## Written request
Look over the lines below. Report each one that includes the string "JSON".

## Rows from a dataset
----

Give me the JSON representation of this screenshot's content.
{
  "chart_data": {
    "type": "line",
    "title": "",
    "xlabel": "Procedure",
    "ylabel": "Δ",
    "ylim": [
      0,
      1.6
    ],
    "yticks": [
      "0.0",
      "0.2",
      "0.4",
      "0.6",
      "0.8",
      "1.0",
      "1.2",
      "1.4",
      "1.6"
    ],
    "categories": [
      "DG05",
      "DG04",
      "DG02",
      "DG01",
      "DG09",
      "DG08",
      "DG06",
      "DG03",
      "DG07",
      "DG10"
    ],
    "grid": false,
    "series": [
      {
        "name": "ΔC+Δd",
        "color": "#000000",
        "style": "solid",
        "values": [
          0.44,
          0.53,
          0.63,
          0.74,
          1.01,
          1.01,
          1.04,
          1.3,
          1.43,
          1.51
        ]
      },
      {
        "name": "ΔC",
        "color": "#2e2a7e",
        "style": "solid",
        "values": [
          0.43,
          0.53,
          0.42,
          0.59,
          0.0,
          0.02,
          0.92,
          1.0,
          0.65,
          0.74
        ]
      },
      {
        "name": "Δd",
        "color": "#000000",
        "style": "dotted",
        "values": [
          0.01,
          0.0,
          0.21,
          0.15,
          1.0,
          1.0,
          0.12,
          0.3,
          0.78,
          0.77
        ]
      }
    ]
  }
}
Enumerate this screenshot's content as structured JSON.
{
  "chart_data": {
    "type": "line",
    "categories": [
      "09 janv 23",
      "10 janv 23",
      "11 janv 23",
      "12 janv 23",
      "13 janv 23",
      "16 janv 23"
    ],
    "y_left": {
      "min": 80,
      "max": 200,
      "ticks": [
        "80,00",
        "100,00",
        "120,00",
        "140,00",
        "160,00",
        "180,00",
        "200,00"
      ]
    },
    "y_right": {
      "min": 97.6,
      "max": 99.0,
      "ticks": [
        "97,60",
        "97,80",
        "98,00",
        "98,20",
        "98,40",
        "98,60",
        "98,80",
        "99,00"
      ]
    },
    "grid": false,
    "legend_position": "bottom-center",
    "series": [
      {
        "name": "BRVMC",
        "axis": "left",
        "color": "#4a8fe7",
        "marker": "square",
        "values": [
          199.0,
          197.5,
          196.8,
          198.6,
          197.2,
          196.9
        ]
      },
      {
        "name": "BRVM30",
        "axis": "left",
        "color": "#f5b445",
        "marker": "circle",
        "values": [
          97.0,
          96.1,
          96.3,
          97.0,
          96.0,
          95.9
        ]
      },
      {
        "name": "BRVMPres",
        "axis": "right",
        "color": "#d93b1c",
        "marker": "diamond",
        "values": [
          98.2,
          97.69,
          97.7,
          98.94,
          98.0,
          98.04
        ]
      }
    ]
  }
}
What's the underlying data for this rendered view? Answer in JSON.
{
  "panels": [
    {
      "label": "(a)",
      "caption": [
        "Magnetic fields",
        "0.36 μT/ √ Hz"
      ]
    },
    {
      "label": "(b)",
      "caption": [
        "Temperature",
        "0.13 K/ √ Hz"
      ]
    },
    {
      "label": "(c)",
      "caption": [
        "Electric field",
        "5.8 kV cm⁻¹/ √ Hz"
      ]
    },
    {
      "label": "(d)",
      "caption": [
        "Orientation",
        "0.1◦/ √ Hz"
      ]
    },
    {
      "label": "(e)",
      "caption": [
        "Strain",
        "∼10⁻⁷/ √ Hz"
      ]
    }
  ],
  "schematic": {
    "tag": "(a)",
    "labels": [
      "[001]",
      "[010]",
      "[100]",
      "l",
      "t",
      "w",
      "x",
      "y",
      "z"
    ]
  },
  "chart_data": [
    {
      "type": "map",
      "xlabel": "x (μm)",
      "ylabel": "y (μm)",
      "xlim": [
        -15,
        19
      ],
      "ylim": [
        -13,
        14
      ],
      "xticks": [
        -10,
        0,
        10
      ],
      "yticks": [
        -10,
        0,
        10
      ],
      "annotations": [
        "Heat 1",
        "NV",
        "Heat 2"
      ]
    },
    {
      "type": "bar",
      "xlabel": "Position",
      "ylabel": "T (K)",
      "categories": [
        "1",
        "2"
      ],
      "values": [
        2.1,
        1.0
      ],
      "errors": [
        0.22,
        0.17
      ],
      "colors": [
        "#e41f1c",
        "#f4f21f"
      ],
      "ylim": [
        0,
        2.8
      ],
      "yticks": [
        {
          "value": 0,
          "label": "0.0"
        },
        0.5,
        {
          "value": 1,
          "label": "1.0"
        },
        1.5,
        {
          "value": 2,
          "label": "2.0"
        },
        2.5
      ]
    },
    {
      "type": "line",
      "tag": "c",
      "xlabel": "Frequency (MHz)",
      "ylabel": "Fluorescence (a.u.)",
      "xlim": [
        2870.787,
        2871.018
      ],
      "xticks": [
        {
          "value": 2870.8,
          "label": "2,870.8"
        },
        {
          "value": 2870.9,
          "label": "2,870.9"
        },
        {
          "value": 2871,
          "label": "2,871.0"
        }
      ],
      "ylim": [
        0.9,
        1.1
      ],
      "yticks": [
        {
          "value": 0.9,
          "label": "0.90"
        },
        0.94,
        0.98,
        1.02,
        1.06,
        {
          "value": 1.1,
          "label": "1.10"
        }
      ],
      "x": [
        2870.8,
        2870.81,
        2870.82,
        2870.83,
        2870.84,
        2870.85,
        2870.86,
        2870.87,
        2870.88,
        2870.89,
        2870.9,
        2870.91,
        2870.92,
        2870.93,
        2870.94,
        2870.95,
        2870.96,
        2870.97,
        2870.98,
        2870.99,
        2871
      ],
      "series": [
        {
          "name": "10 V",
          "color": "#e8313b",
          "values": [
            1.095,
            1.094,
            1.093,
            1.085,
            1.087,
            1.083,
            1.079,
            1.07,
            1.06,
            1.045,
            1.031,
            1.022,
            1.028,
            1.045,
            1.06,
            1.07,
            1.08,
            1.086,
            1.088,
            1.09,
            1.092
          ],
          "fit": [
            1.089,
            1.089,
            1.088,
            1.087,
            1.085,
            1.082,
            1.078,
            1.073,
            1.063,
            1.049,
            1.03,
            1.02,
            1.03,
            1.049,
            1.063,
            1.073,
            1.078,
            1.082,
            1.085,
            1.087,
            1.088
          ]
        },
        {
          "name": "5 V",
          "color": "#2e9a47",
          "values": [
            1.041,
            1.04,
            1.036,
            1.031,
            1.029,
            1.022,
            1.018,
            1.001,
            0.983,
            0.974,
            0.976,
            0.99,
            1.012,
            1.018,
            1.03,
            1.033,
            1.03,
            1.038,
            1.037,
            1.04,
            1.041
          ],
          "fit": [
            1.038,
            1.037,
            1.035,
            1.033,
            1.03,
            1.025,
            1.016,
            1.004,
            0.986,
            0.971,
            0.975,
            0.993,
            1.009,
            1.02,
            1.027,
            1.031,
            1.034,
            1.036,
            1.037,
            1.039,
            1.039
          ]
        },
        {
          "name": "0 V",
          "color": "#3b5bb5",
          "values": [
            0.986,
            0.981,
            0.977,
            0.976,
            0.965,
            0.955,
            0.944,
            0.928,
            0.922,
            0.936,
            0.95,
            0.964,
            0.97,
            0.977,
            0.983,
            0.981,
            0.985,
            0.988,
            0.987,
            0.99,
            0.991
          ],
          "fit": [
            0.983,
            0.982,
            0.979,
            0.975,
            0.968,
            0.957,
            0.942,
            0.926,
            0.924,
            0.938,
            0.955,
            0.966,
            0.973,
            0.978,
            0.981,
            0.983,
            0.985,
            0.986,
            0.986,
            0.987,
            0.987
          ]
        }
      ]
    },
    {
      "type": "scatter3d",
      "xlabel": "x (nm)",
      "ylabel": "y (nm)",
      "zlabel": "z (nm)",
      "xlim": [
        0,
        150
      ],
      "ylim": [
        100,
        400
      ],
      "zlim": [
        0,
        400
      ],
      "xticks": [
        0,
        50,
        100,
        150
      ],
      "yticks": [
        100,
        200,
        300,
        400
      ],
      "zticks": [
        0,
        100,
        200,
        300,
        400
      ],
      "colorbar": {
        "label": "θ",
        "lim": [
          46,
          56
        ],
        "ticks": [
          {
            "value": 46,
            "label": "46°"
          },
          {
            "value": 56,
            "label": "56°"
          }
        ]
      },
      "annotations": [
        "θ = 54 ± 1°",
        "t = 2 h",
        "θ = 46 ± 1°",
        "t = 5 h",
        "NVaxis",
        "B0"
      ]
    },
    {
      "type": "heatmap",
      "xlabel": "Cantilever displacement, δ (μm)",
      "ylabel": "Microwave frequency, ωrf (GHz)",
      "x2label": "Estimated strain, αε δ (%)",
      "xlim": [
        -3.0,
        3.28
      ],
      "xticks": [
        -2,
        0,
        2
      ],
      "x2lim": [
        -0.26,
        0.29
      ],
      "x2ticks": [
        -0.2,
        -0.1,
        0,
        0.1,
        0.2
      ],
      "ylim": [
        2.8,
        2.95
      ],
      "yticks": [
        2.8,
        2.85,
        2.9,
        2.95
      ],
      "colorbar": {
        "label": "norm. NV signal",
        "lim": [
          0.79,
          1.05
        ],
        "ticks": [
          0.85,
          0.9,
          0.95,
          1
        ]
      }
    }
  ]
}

----

## The solution
Give me the JSON representation of this screenshot's content.
Enumerate this screenshot's content as structured JSON.
What's the underlying data for this rendered view? Answer in JSON.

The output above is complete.